[Extracted records]
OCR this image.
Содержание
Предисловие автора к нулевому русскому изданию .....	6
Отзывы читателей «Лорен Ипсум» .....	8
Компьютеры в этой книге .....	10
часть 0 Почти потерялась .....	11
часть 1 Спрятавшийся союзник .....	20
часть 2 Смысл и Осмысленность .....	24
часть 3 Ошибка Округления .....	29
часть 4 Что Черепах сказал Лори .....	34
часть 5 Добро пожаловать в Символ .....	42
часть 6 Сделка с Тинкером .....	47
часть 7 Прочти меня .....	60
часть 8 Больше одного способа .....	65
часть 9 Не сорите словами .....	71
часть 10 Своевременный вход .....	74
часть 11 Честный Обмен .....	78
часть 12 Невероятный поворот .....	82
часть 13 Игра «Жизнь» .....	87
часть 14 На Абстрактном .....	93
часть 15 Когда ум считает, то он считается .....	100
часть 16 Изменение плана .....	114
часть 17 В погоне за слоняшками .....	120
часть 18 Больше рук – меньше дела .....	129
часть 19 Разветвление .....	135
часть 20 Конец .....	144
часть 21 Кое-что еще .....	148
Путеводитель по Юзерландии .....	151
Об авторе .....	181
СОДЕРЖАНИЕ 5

▸ EXERCISE DESCRIPTION
Pick out the lines that have the word "Больше". Copy them all.

▸ OUTPUT
часть 8 Больше одного способа .....	65
часть 18 Больше рук – меньше дела .....	129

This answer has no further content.